● SET TASK: Transcribe the entries below exactly; leave every image out.

● INPUT:
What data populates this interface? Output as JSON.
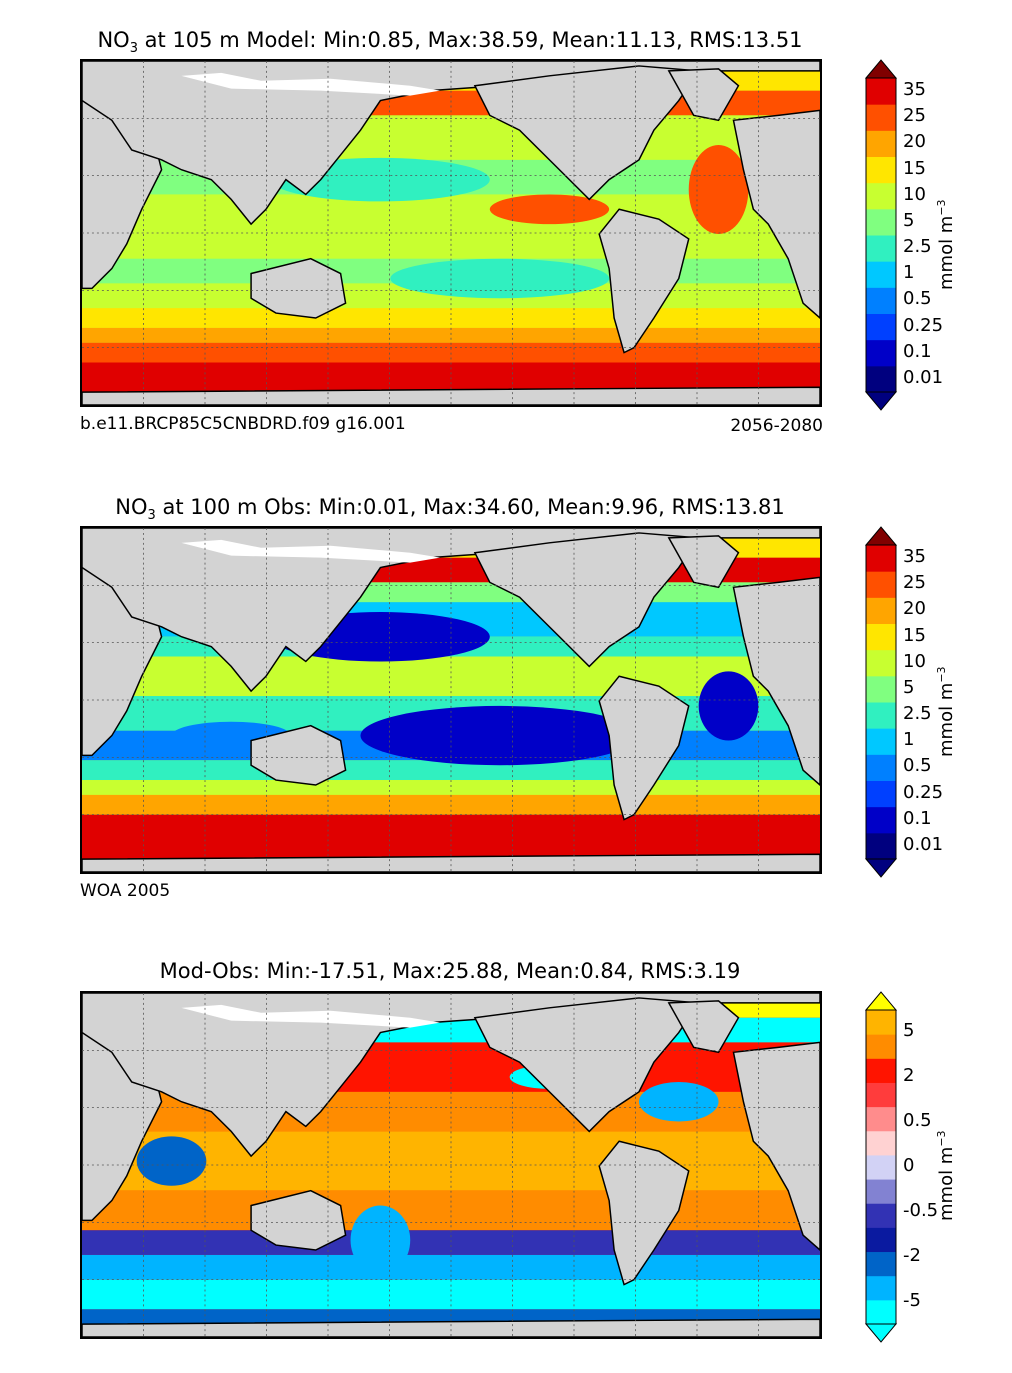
{
  "chart_data": [
    {
      "type": "heatmap",
      "title_prefix": "NO",
      "title_sub": "3",
      "title_rest": "at 105 m Model: Min:0.85, Max:38.59, Mean:11.13, RMS:13.51",
      "stats": {
        "min": 0.85,
        "max": 38.59,
        "mean": 11.13,
        "rms": 13.51
      },
      "footer_left": "b.e11.BRCP85C5CNBDRD.f09 g16.001",
      "footer_right": "2056-2080",
      "colorbar": {
        "unit": "mmol m",
        "unit_sup": "−3",
        "levels": [
          "0.01",
          "0.1",
          "0.25",
          "0.5",
          "1",
          "2.5",
          "5",
          "10",
          "15",
          "20",
          "25",
          "35"
        ],
        "colors": [
          "#00007f",
          "#0000c8",
          "#0040ff",
          "#0080ff",
          "#00c8ff",
          "#30f0c0",
          "#80ff80",
          "#c8ff30",
          "#ffe600",
          "#ffa500",
          "#ff5000",
          "#e00000",
          "#800000"
        ]
      }
    },
    {
      "type": "heatmap",
      "title_prefix": "NO",
      "title_sub": "3",
      "title_rest": "at 100 m Obs: Min:0.01, Max:34.60, Mean:9.96, RMS:13.81",
      "stats": {
        "min": 0.01,
        "max": 34.6,
        "mean": 9.96,
        "rms": 13.81
      },
      "footer_left": "WOA 2005",
      "footer_right": "",
      "colorbar": {
        "unit": "mmol m",
        "unit_sup": "−3",
        "levels": [
          "0.01",
          "0.1",
          "0.25",
          "0.5",
          "1",
          "2.5",
          "5",
          "10",
          "15",
          "20",
          "25",
          "35"
        ],
        "colors": [
          "#00007f",
          "#0000c8",
          "#0040ff",
          "#0080ff",
          "#00c8ff",
          "#30f0c0",
          "#80ff80",
          "#c8ff30",
          "#ffe600",
          "#ffa500",
          "#ff5000",
          "#e00000",
          "#800000"
        ]
      }
    },
    {
      "type": "heatmap",
      "title_prefix": "",
      "title_sub": "",
      "title_rest": "Mod-Obs: Min:-17.51, Max:25.88, Mean:0.84, RMS:3.19",
      "stats": {
        "min": -17.51,
        "max": 25.88,
        "mean": 0.84,
        "rms": 3.19
      },
      "footer_left": "",
      "footer_right": "",
      "colorbar": {
        "unit": "mmol m",
        "unit_sup": "−3",
        "labels": [
          "-5",
          "-2",
          "-0.5",
          "0",
          "0.5",
          "2",
          "5"
        ],
        "colors": [
          "#00ffff",
          "#00b4ff",
          "#0064c8",
          "#0a1aa0",
          "#3232b4",
          "#8282d2",
          "#d2d2f5",
          "#ffd2d2",
          "#ff8c8c",
          "#ff3c3c",
          "#ff1400",
          "#ff8c00",
          "#ffb400",
          "#ffff00"
        ]
      }
    }
  ]
}
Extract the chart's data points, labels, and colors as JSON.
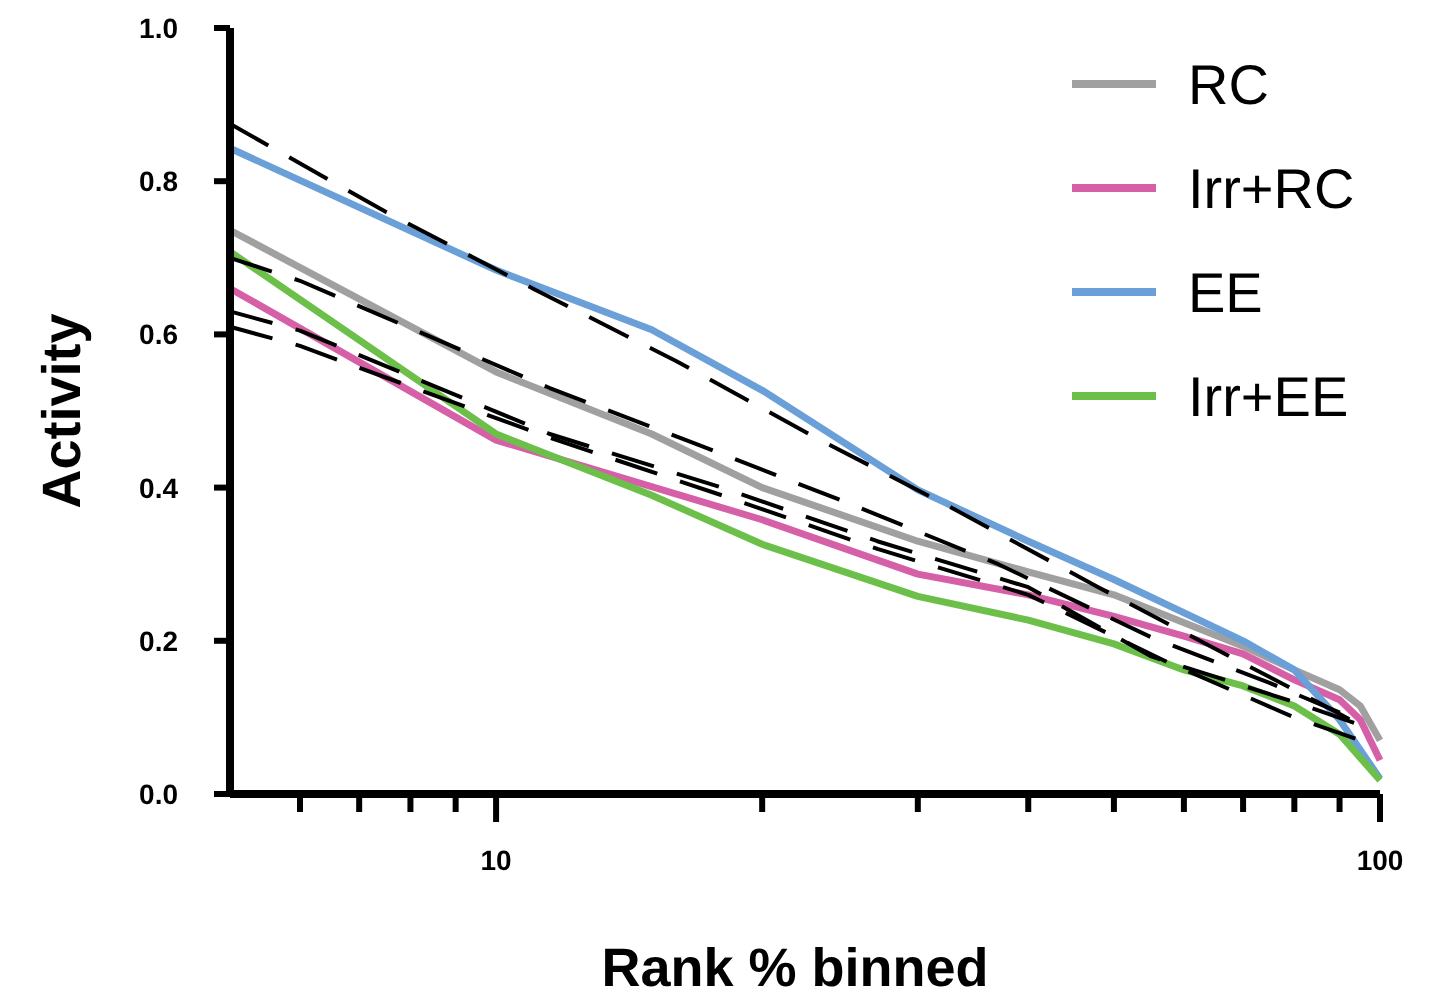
{
  "chart_data": {
    "type": "line",
    "xlabel": "Rank % binned",
    "ylabel": "Activity",
    "log": "x",
    "xlim": [
      5,
      100
    ],
    "ylim": [
      0,
      1
    ],
    "xticks": [
      {
        "value": 6,
        "label": null
      },
      {
        "value": 7,
        "label": null
      },
      {
        "value": 8,
        "label": null
      },
      {
        "value": 9,
        "label": null
      },
      10,
      {
        "value": 20,
        "label": null
      },
      {
        "value": 30,
        "label": null
      },
      {
        "value": 40,
        "label": null
      },
      {
        "value": 50,
        "label": null
      },
      {
        "value": 60,
        "label": null
      },
      {
        "value": 70,
        "label": null
      },
      {
        "value": 80,
        "label": null
      },
      {
        "value": 90,
        "label": null
      },
      100
    ],
    "yticks": [
      {
        "value": 0,
        "label": "0.0"
      },
      {
        "value": 0.2,
        "label": "0.2"
      },
      {
        "value": 0.4,
        "label": "0.4"
      },
      {
        "value": 0.6,
        "label": "0.6"
      },
      {
        "value": 0.8,
        "label": "0.8"
      },
      {
        "value": 1,
        "label": "1.0"
      }
    ],
    "grid": false,
    "legend": "top right",
    "marker": "none",
    "series": [
      {
        "name": "RC",
        "color": "#a0a0a0",
        "line_style": "solid",
        "x": [
          5,
          10,
          15,
          20,
          30,
          40,
          50,
          70,
          80,
          90,
          95,
          100
        ],
        "values": [
          0.736,
          0.551,
          0.47,
          0.4,
          0.33,
          0.29,
          0.26,
          0.193,
          0.162,
          0.136,
          0.115,
          0.07
        ]
      },
      {
        "name": "Irr+RC",
        "color": "#d660a8",
        "line_style": "solid",
        "x": [
          5,
          10,
          20,
          30,
          40,
          50,
          60,
          70,
          80,
          90,
          95,
          100
        ],
        "values": [
          0.66,
          0.462,
          0.358,
          0.287,
          0.26,
          0.232,
          0.206,
          0.183,
          0.149,
          0.123,
          0.097,
          0.044
        ]
      },
      {
        "name": "EE",
        "color": "#6a9fd8",
        "line_style": "solid",
        "x": [
          5,
          10,
          15,
          20,
          30,
          40,
          50,
          70,
          80,
          90,
          100
        ],
        "values": [
          0.843,
          0.684,
          0.606,
          0.527,
          0.397,
          0.33,
          0.28,
          0.2,
          0.162,
          0.097,
          0.02
        ]
      },
      {
        "name": "Irr+EE",
        "color": "#6cc04a",
        "line_style": "solid",
        "x": [
          5,
          10,
          15,
          20,
          30,
          40,
          50,
          60,
          70,
          80,
          90,
          100
        ],
        "values": [
          0.708,
          0.47,
          0.39,
          0.326,
          0.258,
          0.227,
          0.196,
          0.162,
          0.141,
          0.115,
          0.078,
          0.018
        ]
      },
      {
        "color": "#000000",
        "line_style": "dashed",
        "x": [
          5,
          7.5,
          11,
          16,
          23,
          32,
          48,
          65,
          85,
          95
        ],
        "values": [
          0.875,
          0.76,
          0.66,
          0.565,
          0.465,
          0.38,
          0.27,
          0.19,
          0.12,
          0.09
        ]
      },
      {
        "color": "#000000",
        "line_style": "dashed",
        "x": [
          5,
          6,
          11.5,
          17,
          25,
          37,
          55,
          75,
          95
        ],
        "values": [
          0.7,
          0.67,
          0.53,
          0.455,
          0.38,
          0.3,
          0.205,
          0.145,
          0.095
        ]
      },
      {
        "color": "#000000",
        "line_style": "dashed",
        "x": [
          5,
          6,
          11.5,
          18,
          27,
          40,
          55,
          80,
          95
        ],
        "values": [
          0.63,
          0.605,
          0.47,
          0.4,
          0.33,
          0.27,
          0.18,
          0.12,
          0.09
        ]
      },
      {
        "color": "#000000",
        "line_style": "dashed",
        "x": [
          5,
          6,
          11.5,
          18,
          27,
          40,
          58,
          80,
          95
        ],
        "values": [
          0.61,
          0.585,
          0.465,
          0.39,
          0.32,
          0.26,
          0.17,
          0.1,
          0.07
        ]
      }
    ]
  }
}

● FINAL RESULT:
What data populates this interface? Output as JSON.
{
  "chart_data": [
    {
      "type": "heatmap",
      "title_prefix": "NO",
      "title_sub": "3",
      "title_rest": "at 105 m Model: Min:0.85, Max:38.59, Mean:11.13, RMS:13.51",
      "stats": {
        "min": 0.85,
        "max": 38.59,
        "mean": 11.13,
        "rms": 13.51
      },
      "footer_left": "b.e11.BRCP85C5CNBDRD.f09 g16.001",
      "footer_right": "2056-2080",
      "colorbar": {
        "unit": "mmol m",
        "unit_sup": "−3",
        "levels": [
          "0.01",
          "0.1",
          "0.25",
          "0.5",
          "1",
          "2.5",
          "5",
          "10",
          "15",
          "20",
          "25",
          "35"
        ],
        "colors": [
          "#00007f",
          "#0000c8",
          "#0040ff",
          "#0080ff",
          "#00c8ff",
          "#30f0c0",
          "#80ff80",
          "#c8ff30",
          "#ffe600",
          "#ffa500",
          "#ff5000",
          "#e00000",
          "#800000"
        ]
      }
    },
    {
      "type": "heatmap",
      "title_prefix": "NO",
      "title_sub": "3",
      "title_rest": "at 100 m Obs: Min:0.01, Max:34.60, Mean:9.96, RMS:13.81",
      "stats": {
        "min": 0.01,
        "max": 34.6,
        "mean": 9.96,
        "rms": 13.81
      },
      "footer_left": "WOA 2005",
      "footer_right": "",
      "colorbar": {
        "unit": "mmol m",
        "unit_sup": "−3",
        "levels": [
          "0.01",
          "0.1",
          "0.25",
          "0.5",
          "1",
          "2.5",
          "5",
          "10",
          "15",
          "20",
          "25",
          "35"
        ],
        "colors": [
          "#00007f",
          "#0000c8",
          "#0040ff",
          "#0080ff",
          "#00c8ff",
          "#30f0c0",
          "#80ff80",
          "#c8ff30",
          "#ffe600",
          "#ffa500",
          "#ff5000",
          "#e00000",
          "#800000"
        ]
      }
    },
    {
      "type": "heatmap",
      "title_prefix": "",
      "title_sub": "",
      "title_rest": "Mod-Obs: Min:-17.51, Max:25.88, Mean:0.84, RMS:3.19",
      "stats": {
        "min": -17.51,
        "max": 25.88,
        "mean": 0.84,
        "rms": 3.19
      },
      "footer_left": "",
      "footer_right": "",
      "colorbar": {
        "unit": "mmol m",
        "unit_sup": "−3",
        "labels": [
          "-5",
          "-2",
          "-0.5",
          "0",
          "0.5",
          "2",
          "5"
        ],
        "colors": [
          "#00ffff",
          "#00b4ff",
          "#0064c8",
          "#0a1aa0",
          "#3232b4",
          "#8282d2",
          "#d2d2f5",
          "#ffd2d2",
          "#ff8c8c",
          "#ff3c3c",
          "#ff1400",
          "#ff8c00",
          "#ffb400",
          "#ffff00"
        ]
      }
    }
  ]
}
Extract the chart's data points, labels, and colors as JSON.
{
  "chart_data": {
    "type": "line",
    "xlabel": "Rank % binned",
    "ylabel": "Activity",
    "log": "x",
    "xlim": [
      5,
      100
    ],
    "ylim": [
      0,
      1
    ],
    "xticks": [
      {
        "value": 6,
        "label": null
      },
      {
        "value": 7,
        "label": null
      },
      {
        "value": 8,
        "label": null
      },
      {
        "value": 9,
        "label": null
      },
      10,
      {
        "value": 20,
        "label": null
      },
      {
        "value": 30,
        "label": null
      },
      {
        "value": 40,
        "label": null
      },
      {
        "value": 50,
        "label": null
      },
      {
        "value": 60,
        "label": null
      },
      {
        "value": 70,
        "label": null
      },
      {
        "value": 80,
        "label": null
      },
      {
        "value": 90,
        "label": null
      },
      100
    ],
    "yticks": [
      {
        "value": 0,
        "label": "0.0"
      },
      {
        "value": 0.2,
        "label": "0.2"
      },
      {
        "value": 0.4,
        "label": "0.4"
      },
      {
        "value": 0.6,
        "label": "0.6"
      },
      {
        "value": 0.8,
        "label": "0.8"
      },
      {
        "value": 1,
        "label": "1.0"
      }
    ],
    "grid": false,
    "legend": "top right",
    "marker": "none",
    "series": [
      {
        "name": "RC",
        "color": "#a0a0a0",
        "line_style": "solid",
        "x": [
          5,
          10,
          15,
          20,
          30,
          40,
          50,
          70,
          80,
          90,
          95,
          100
        ],
        "values": [
          0.736,
          0.551,
          0.47,
          0.4,
          0.33,
          0.29,
          0.26,
          0.193,
          0.162,
          0.136,
          0.115,
          0.07
        ]
      },
      {
        "name": "Irr+RC",
        "color": "#d660a8",
        "line_style": "solid",
        "x": [
          5,
          10,
          20,
          30,
          40,
          50,
          60,
          70,
          80,
          90,
          95,
          100
        ],
        "values": [
          0.66,
          0.462,
          0.358,
          0.287,
          0.26,
          0.232,
          0.206,
          0.183,
          0.149,
          0.123,
          0.097,
          0.044
        ]
      },
      {
        "name": "EE",
        "color": "#6a9fd8",
        "line_style": "solid",
        "x": [
          5,
          10,
          15,
          20,
          30,
          40,
          50,
          70,
          80,
          90,
          100
        ],
        "values": [
          0.843,
          0.684,
          0.606,
          0.527,
          0.397,
          0.33,
          0.28,
          0.2,
          0.162,
          0.097,
          0.02
        ]
      },
      {
        "name": "Irr+EE",
        "color": "#6cc04a",
        "line_style": "solid",
        "x": [
          5,
          10,
          15,
          20,
          30,
          40,
          50,
          60,
          70,
          80,
          90,
          100
        ],
        "values": [
          0.708,
          0.47,
          0.39,
          0.326,
          0.258,
          0.227,
          0.196,
          0.162,
          0.141,
          0.115,
          0.078,
          0.018
        ]
      },
      {
        "color": "#000000",
        "line_style": "dashed",
        "x": [
          5,
          7.5,
          11,
          16,
          23,
          32,
          48,
          65,
          85,
          95
        ],
        "values": [
          0.875,
          0.76,
          0.66,
          0.565,
          0.465,
          0.38,
          0.27,
          0.19,
          0.12,
          0.09
        ]
      },
      {
        "color": "#000000",
        "line_style": "dashed",
        "x": [
          5,
          6,
          11.5,
          17,
          25,
          37,
          55,
          75,
          95
        ],
        "values": [
          0.7,
          0.67,
          0.53,
          0.455,
          0.38,
          0.3,
          0.205,
          0.145,
          0.095
        ]
      },
      {
        "color": "#000000",
        "line_style": "dashed",
        "x": [
          5,
          6,
          11.5,
          18,
          27,
          40,
          55,
          80,
          95
        ],
        "values": [
          0.63,
          0.605,
          0.47,
          0.4,
          0.33,
          0.27,
          0.18,
          0.12,
          0.09
        ]
      },
      {
        "color": "#000000",
        "line_style": "dashed",
        "x": [
          5,
          6,
          11.5,
          18,
          27,
          40,
          58,
          80,
          95
        ],
        "values": [
          0.61,
          0.585,
          0.465,
          0.39,
          0.32,
          0.26,
          0.17,
          0.1,
          0.07
        ]
      }
    ]
  }
}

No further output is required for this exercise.